AIM - Copy out every record below exactly as written, but leave out any pictures.
---
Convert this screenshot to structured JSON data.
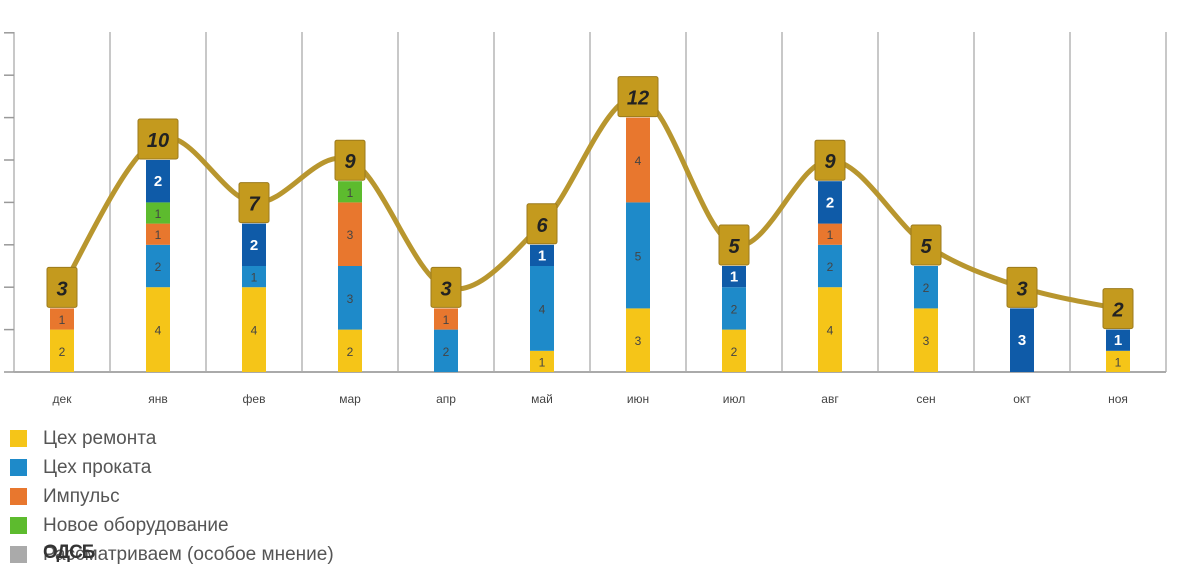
{
  "chart_data": {
    "type": "bar",
    "stacked": true,
    "categories": [
      "дек",
      "янв",
      "фев",
      "мар",
      "апр",
      "май",
      "июн",
      "июл",
      "авг",
      "сен",
      "окт",
      "ноя"
    ],
    "ylim": [
      0,
      16
    ],
    "series": [
      {
        "name": "Цех ремонта",
        "color": "#F5C518",
        "label_color": "#444444",
        "values": [
          2,
          4,
          4,
          2,
          0,
          1,
          3,
          2,
          4,
          3,
          0,
          1
        ]
      },
      {
        "name": "Цех проката",
        "color": "#1E8AC9",
        "label_color": "#444444",
        "values": [
          0,
          2,
          1,
          3,
          2,
          4,
          5,
          2,
          2,
          2,
          0,
          0
        ]
      },
      {
        "name": "Импульс",
        "color": "#E8772E",
        "label_color": "#444444",
        "values": [
          1,
          1,
          0,
          3,
          1,
          0,
          4,
          0,
          1,
          0,
          0,
          0
        ]
      },
      {
        "name": "Новое оборудование",
        "color": "#5DBB2E",
        "label_color": "#444444",
        "values": [
          0,
          1,
          0,
          1,
          0,
          0,
          0,
          0,
          0,
          0,
          0,
          0
        ]
      },
      {
        "name": "ОДСБ",
        "color": "#0F5BA8",
        "label_color": "#ffffff",
        "values": [
          0,
          2,
          2,
          0,
          0,
          1,
          0,
          1,
          2,
          0,
          3,
          1
        ]
      }
    ],
    "totals": [
      3,
      10,
      7,
      9,
      3,
      6,
      12,
      5,
      9,
      5,
      3,
      2
    ],
    "total_line_color": "#B8962E",
    "total_box_color": "#C49A1E",
    "legend": [
      {
        "label": "Цех ремонта",
        "color": "#F5C518"
      },
      {
        "label": "Цех проката",
        "color": "#1E8AC9"
      },
      {
        "label": "Импульс",
        "color": "#E8772E"
      },
      {
        "label": "Новое оборудование",
        "color": "#5DBB2E"
      },
      {
        "label": "Рассматриваем (особое мнение)",
        "color": "#AAAAAA",
        "overlap_label": "ОДСБ"
      }
    ],
    "grid": true,
    "legend_position": "bottom-left"
  }
}
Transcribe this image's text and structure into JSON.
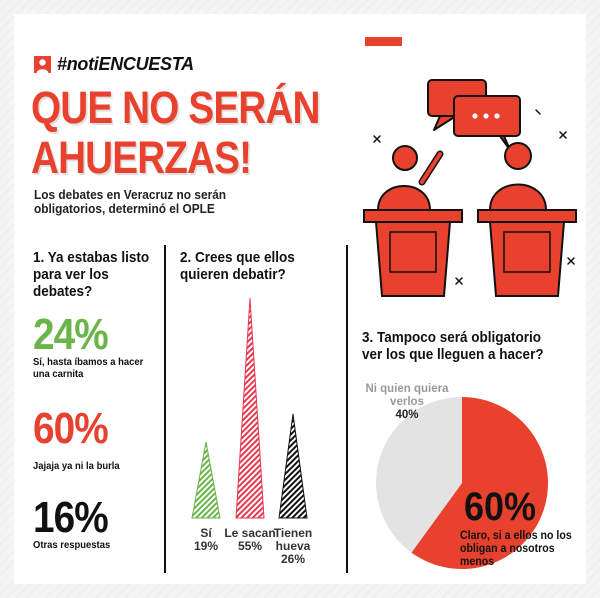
{
  "header": {
    "hashtag": "#notiENCUESTA",
    "headline_line1": "QUE NO SERÁN",
    "headline_line2": "AHUERZAS!",
    "subtitle": "Los debates en Veracruz no serán obligatorios, determinó el OPLE"
  },
  "colors": {
    "accent_red": "#e8412e",
    "green": "#6ab547",
    "pink": "#e6384f",
    "black": "#111111",
    "gray": "#e3e3e3"
  },
  "icons": [
    "user-icon",
    "debate-podium-illustration",
    "speech-bubbles-icon"
  ],
  "chart_data": [
    {
      "type": "table",
      "title": "1. Ya estabas listo para ver los debates?",
      "rows": [
        {
          "value": "24%",
          "label": "Sí, hasta íbamos a hacer una carnita",
          "color": "#6ab547"
        },
        {
          "value": "60%",
          "label": "Jajaja ya ni la burla",
          "color": "#e8412e"
        },
        {
          "value": "16%",
          "label": "Otras respuestas",
          "color": "#111111"
        }
      ]
    },
    {
      "type": "bar",
      "title": "2. Crees que ellos quieren debatir?",
      "categories": [
        "Sí",
        "Le sacan",
        "Tienen hueva"
      ],
      "values": [
        19,
        55,
        26
      ],
      "value_labels": [
        "19%",
        "55%",
        "26%"
      ],
      "colors": [
        "#6ab547",
        "#e6384f",
        "#111111"
      ],
      "ylim": [
        0,
        55
      ]
    },
    {
      "type": "pie",
      "title": "3. Tampoco será obligatorio ver los que lleguen a hacer?",
      "slices": [
        {
          "label": "Ni quien quiera verlos",
          "value": 40,
          "value_label": "40%",
          "color": "#e3e3e3"
        },
        {
          "label": "Claro, si a ellos no los obligan a nosotros menos",
          "value": 60,
          "value_label": "60%",
          "color": "#e8412e"
        }
      ]
    }
  ]
}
---
OUTPUT FOR THIS TASK -
Convert this screenshot to structured JSON data.
{
  "chart_data": {
    "type": "bar",
    "stacked": true,
    "categories": [
      "дек",
      "янв",
      "фев",
      "мар",
      "апр",
      "май",
      "июн",
      "июл",
      "авг",
      "сен",
      "окт",
      "ноя"
    ],
    "ylim": [
      0,
      16
    ],
    "series": [
      {
        "name": "Цех ремонта",
        "color": "#F5C518",
        "label_color": "#444444",
        "values": [
          2,
          4,
          4,
          2,
          0,
          1,
          3,
          2,
          4,
          3,
          0,
          1
        ]
      },
      {
        "name": "Цех проката",
        "color": "#1E8AC9",
        "label_color": "#444444",
        "values": [
          0,
          2,
          1,
          3,
          2,
          4,
          5,
          2,
          2,
          2,
          0,
          0
        ]
      },
      {
        "name": "Импульс",
        "color": "#E8772E",
        "label_color": "#444444",
        "values": [
          1,
          1,
          0,
          3,
          1,
          0,
          4,
          0,
          1,
          0,
          0,
          0
        ]
      },
      {
        "name": "Новое оборудование",
        "color": "#5DBB2E",
        "label_color": "#444444",
        "values": [
          0,
          1,
          0,
          1,
          0,
          0,
          0,
          0,
          0,
          0,
          0,
          0
        ]
      },
      {
        "name": "ОДСБ",
        "color": "#0F5BA8",
        "label_color": "#ffffff",
        "values": [
          0,
          2,
          2,
          0,
          0,
          1,
          0,
          1,
          2,
          0,
          3,
          1
        ]
      }
    ],
    "totals": [
      3,
      10,
      7,
      9,
      3,
      6,
      12,
      5,
      9,
      5,
      3,
      2
    ],
    "total_line_color": "#B8962E",
    "total_box_color": "#C49A1E",
    "legend": [
      {
        "label": "Цех ремонта",
        "color": "#F5C518"
      },
      {
        "label": "Цех проката",
        "color": "#1E8AC9"
      },
      {
        "label": "Импульс",
        "color": "#E8772E"
      },
      {
        "label": "Новое оборудование",
        "color": "#5DBB2E"
      },
      {
        "label": "Рассматриваем (особое мнение)",
        "color": "#AAAAAA",
        "overlap_label": "ОДСБ"
      }
    ],
    "grid": true,
    "legend_position": "bottom-left"
  }
}
Transcribe this image's text and structure into JSON.
{
  "header": {
    "hashtag": "#notiENCUESTA",
    "headline_line1": "QUE NO SERÁN",
    "headline_line2": "AHUERZAS!",
    "subtitle": "Los debates en Veracruz no serán obligatorios, determinó el OPLE"
  },
  "colors": {
    "accent_red": "#e8412e",
    "green": "#6ab547",
    "pink": "#e6384f",
    "black": "#111111",
    "gray": "#e3e3e3"
  },
  "icons": [
    "user-icon",
    "debate-podium-illustration",
    "speech-bubbles-icon"
  ],
  "chart_data": [
    {
      "type": "table",
      "title": "1. Ya estabas listo para ver los debates?",
      "rows": [
        {
          "value": "24%",
          "label": "Sí, hasta íbamos a hacer una carnita",
          "color": "#6ab547"
        },
        {
          "value": "60%",
          "label": "Jajaja ya ni la burla",
          "color": "#e8412e"
        },
        {
          "value": "16%",
          "label": "Otras respuestas",
          "color": "#111111"
        }
      ]
    },
    {
      "type": "bar",
      "title": "2. Crees que ellos quieren debatir?",
      "categories": [
        "Sí",
        "Le sacan",
        "Tienen hueva"
      ],
      "values": [
        19,
        55,
        26
      ],
      "value_labels": [
        "19%",
        "55%",
        "26%"
      ],
      "colors": [
        "#6ab547",
        "#e6384f",
        "#111111"
      ],
      "ylim": [
        0,
        55
      ]
    },
    {
      "type": "pie",
      "title": "3. Tampoco será obligatorio ver los que lleguen a hacer?",
      "slices": [
        {
          "label": "Ni quien quiera verlos",
          "value": 40,
          "value_label": "40%",
          "color": "#e3e3e3"
        },
        {
          "label": "Claro, si a ellos no los obligan a nosotros menos",
          "value": 60,
          "value_label": "60%",
          "color": "#e8412e"
        }
      ]
    }
  ]
}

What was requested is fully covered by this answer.